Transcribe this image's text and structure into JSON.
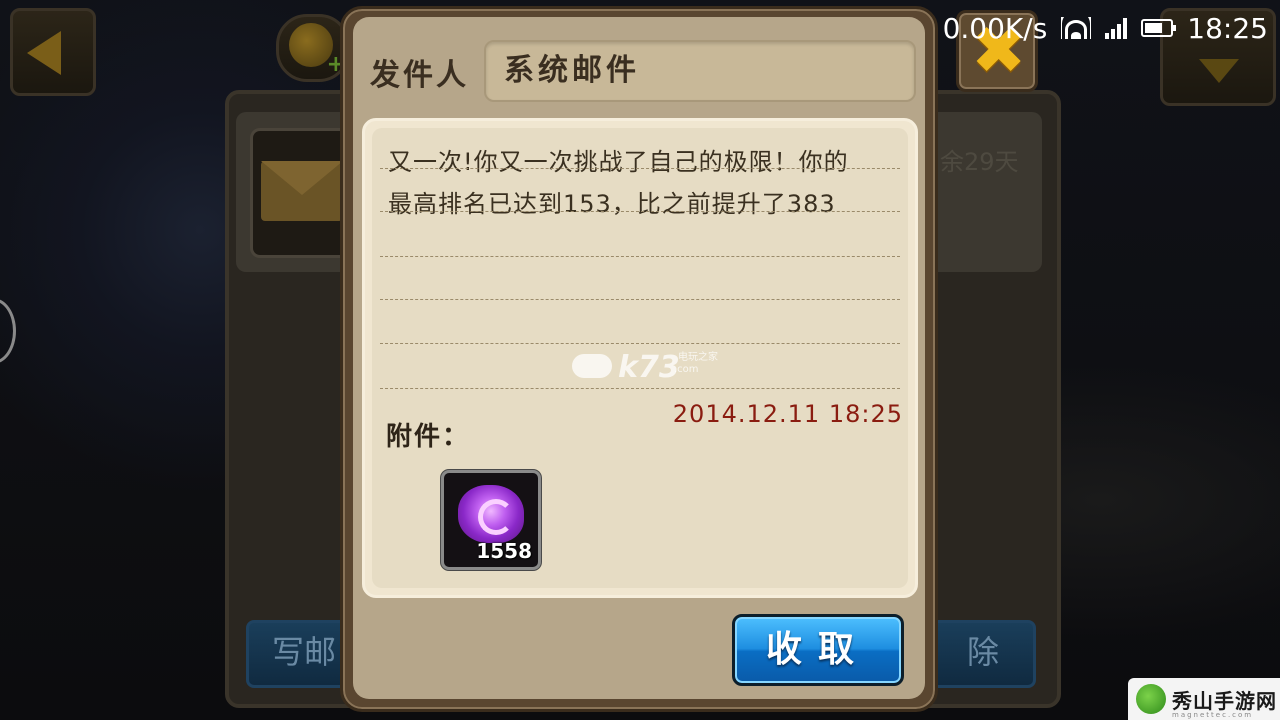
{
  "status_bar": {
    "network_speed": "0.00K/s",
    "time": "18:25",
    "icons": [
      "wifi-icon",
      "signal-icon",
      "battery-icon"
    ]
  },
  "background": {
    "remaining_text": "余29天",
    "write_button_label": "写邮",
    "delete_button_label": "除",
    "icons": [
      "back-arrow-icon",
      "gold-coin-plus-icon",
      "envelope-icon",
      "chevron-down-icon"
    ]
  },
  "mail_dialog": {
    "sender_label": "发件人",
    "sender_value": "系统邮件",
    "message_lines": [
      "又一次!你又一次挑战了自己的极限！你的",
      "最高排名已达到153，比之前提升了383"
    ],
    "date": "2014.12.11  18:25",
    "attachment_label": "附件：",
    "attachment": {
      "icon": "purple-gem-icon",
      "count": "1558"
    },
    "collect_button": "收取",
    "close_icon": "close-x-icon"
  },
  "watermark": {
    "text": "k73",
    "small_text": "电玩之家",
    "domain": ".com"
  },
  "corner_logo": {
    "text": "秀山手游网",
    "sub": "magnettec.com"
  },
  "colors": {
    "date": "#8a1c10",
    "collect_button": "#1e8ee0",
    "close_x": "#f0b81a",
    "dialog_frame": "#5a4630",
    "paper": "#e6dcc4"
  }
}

━━━━━━━━━━━━━━━━

### Exercise prompt
Repeat the material above verbatim. Leave the pictures behind.

### Right answer
Transcribe this image's text and structure into JSON.
{
  "status_bar": {
    "network_speed": "0.00K/s",
    "time": "18:25",
    "icons": [
      "wifi-icon",
      "signal-icon",
      "battery-icon"
    ]
  },
  "background": {
    "remaining_text": "余29天",
    "write_button_label": "写邮",
    "delete_button_label": "除",
    "icons": [
      "back-arrow-icon",
      "gold-coin-plus-icon",
      "envelope-icon",
      "chevron-down-icon"
    ]
  },
  "mail_dialog": {
    "sender_label": "发件人",
    "sender_value": "系统邮件",
    "message_lines": [
      "又一次!你又一次挑战了自己的极限！你的",
      "最高排名已达到153，比之前提升了383"
    ],
    "date": "2014.12.11  18:25",
    "attachment_label": "附件：",
    "attachment": {
      "icon": "purple-gem-icon",
      "count": "1558"
    },
    "collect_button": "收取",
    "close_icon": "close-x-icon"
  },
  "watermark": {
    "text": "k73",
    "small_text": "电玩之家",
    "domain": ".com"
  },
  "corner_logo": {
    "text": "秀山手游网",
    "sub": "magnettec.com"
  },
  "colors": {
    "date": "#8a1c10",
    "collect_button": "#1e8ee0",
    "close_x": "#f0b81a",
    "dialog_frame": "#5a4630",
    "paper": "#e6dcc4"
  }
}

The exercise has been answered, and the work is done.